■ Dataset records
....................
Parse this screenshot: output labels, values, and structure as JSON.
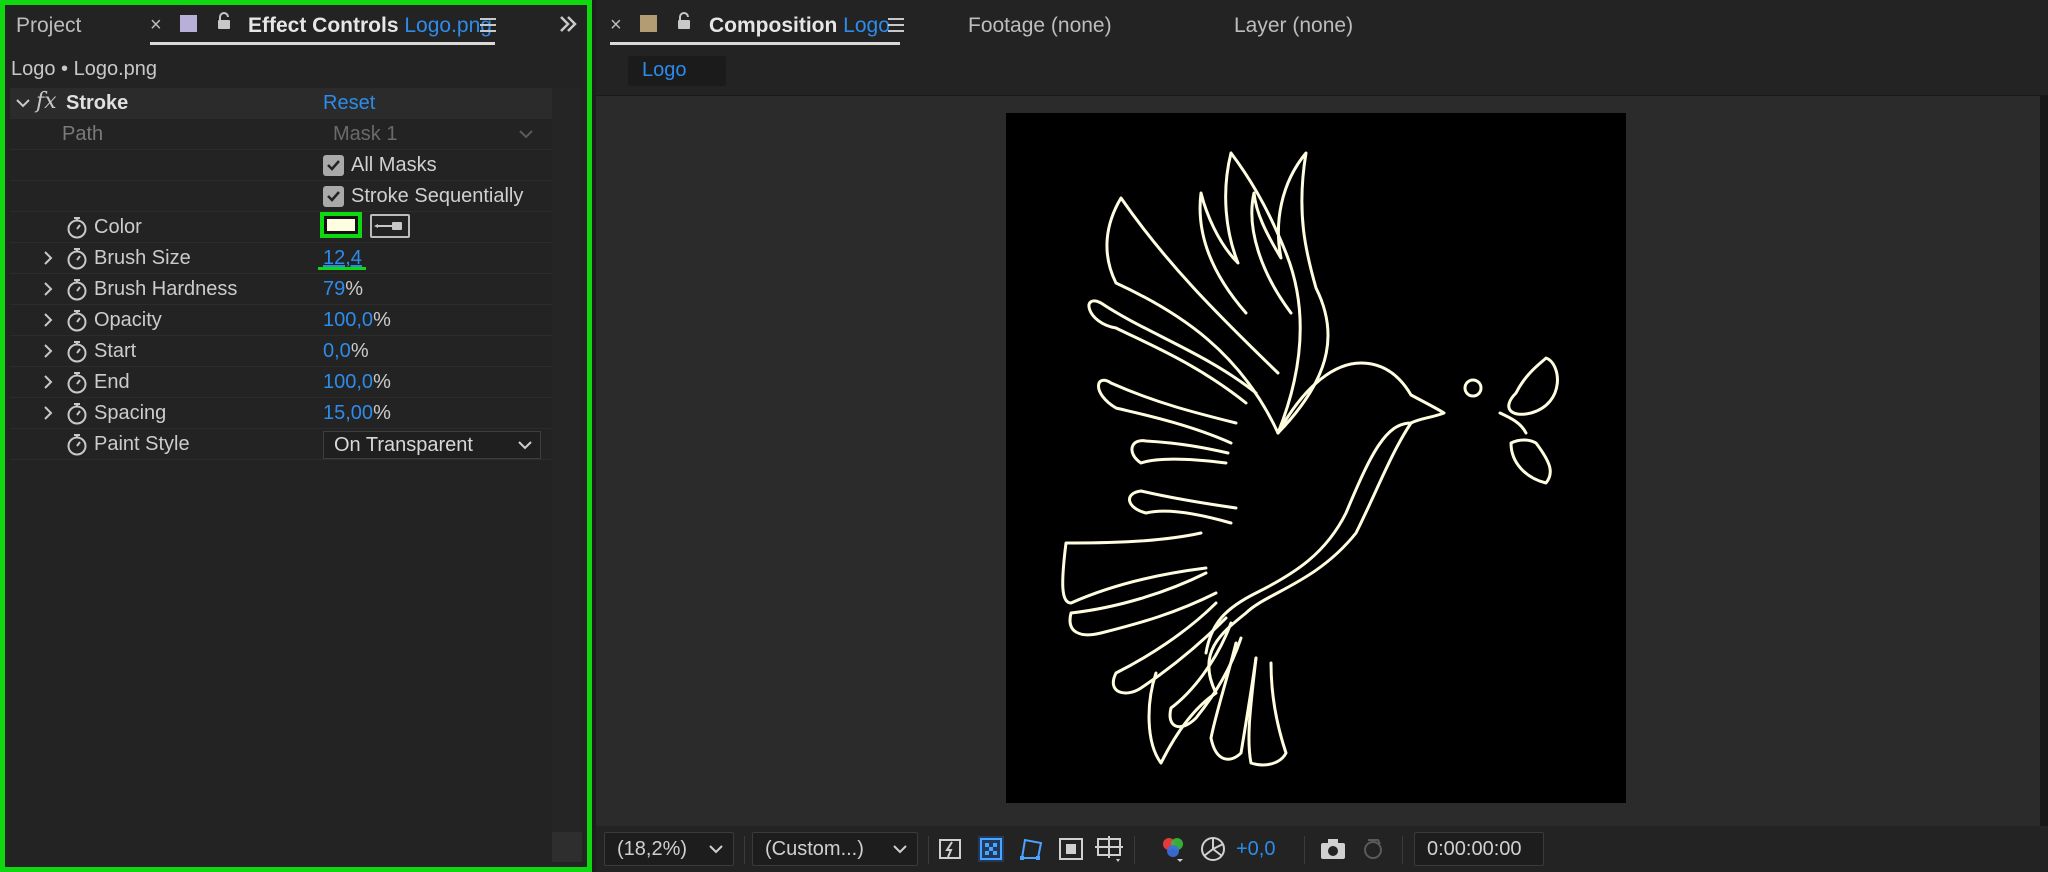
{
  "left_tabs": {
    "project": "Project",
    "effect_controls": "Effect Controls",
    "effect_file": "Logo.png",
    "panel_colors": {
      "effect_swatch": "#b8b0d8",
      "comp_swatch": "#b39b73",
      "accent_blue": "#2d8ceb",
      "highlight_green": "#10d810"
    }
  },
  "effect_title": "Logo • Logo.png",
  "effect": {
    "name": "Stroke",
    "reset": "Reset",
    "path_label": "Path",
    "path_value": "Mask 1",
    "all_masks": "All Masks",
    "stroke_sequentially": "Stroke Sequentially",
    "color_label": "Color",
    "color_value": "#fffde0",
    "brush_size_label": "Brush Size",
    "brush_size": "12,4",
    "brush_hardness_label": "Brush Hardness",
    "brush_hardness": "79",
    "opacity_label": "Opacity",
    "opacity": "100,0",
    "start_label": "Start",
    "start": "0,0",
    "end_label": "End",
    "end": "100,0",
    "spacing_label": "Spacing",
    "spacing": "15,00",
    "paint_style_label": "Paint Style",
    "paint_style": "On Transparent",
    "percent": "%"
  },
  "right_tabs": {
    "composition": "Composition",
    "comp_name": "Logo",
    "footage": "Footage (none)",
    "layer": "Layer (none)"
  },
  "viewer": {
    "comp_chip": "Logo",
    "zoom": "(18,2%)",
    "resolution": "(Custom...)",
    "exposure": "+0,0",
    "timecode": "0:00:00:00",
    "stroke_color": "#fffde0"
  }
}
....................
■ Instructions for the task
Omit every image. Quote each record exactly.

■ Answer to the problem
Parse this screenshot: output labels, values, and structure as JSON.
{
  "left_tabs": {
    "project": "Project",
    "effect_controls": "Effect Controls",
    "effect_file": "Logo.png",
    "panel_colors": {
      "effect_swatch": "#b8b0d8",
      "comp_swatch": "#b39b73",
      "accent_blue": "#2d8ceb",
      "highlight_green": "#10d810"
    }
  },
  "effect_title": "Logo • Logo.png",
  "effect": {
    "name": "Stroke",
    "reset": "Reset",
    "path_label": "Path",
    "path_value": "Mask 1",
    "all_masks": "All Masks",
    "stroke_sequentially": "Stroke Sequentially",
    "color_label": "Color",
    "color_value": "#fffde0",
    "brush_size_label": "Brush Size",
    "brush_size": "12,4",
    "brush_hardness_label": "Brush Hardness",
    "brush_hardness": "79",
    "opacity_label": "Opacity",
    "opacity": "100,0",
    "start_label": "Start",
    "start": "0,0",
    "end_label": "End",
    "end": "100,0",
    "spacing_label": "Spacing",
    "spacing": "15,00",
    "paint_style_label": "Paint Style",
    "paint_style": "On Transparent",
    "percent": "%"
  },
  "right_tabs": {
    "composition": "Composition",
    "comp_name": "Logo",
    "footage": "Footage (none)",
    "layer": "Layer (none)"
  },
  "viewer": {
    "comp_chip": "Logo",
    "zoom": "(18,2%)",
    "resolution": "(Custom...)",
    "exposure": "+0,0",
    "timecode": "0:00:00:00",
    "stroke_color": "#fffde0"
  }
}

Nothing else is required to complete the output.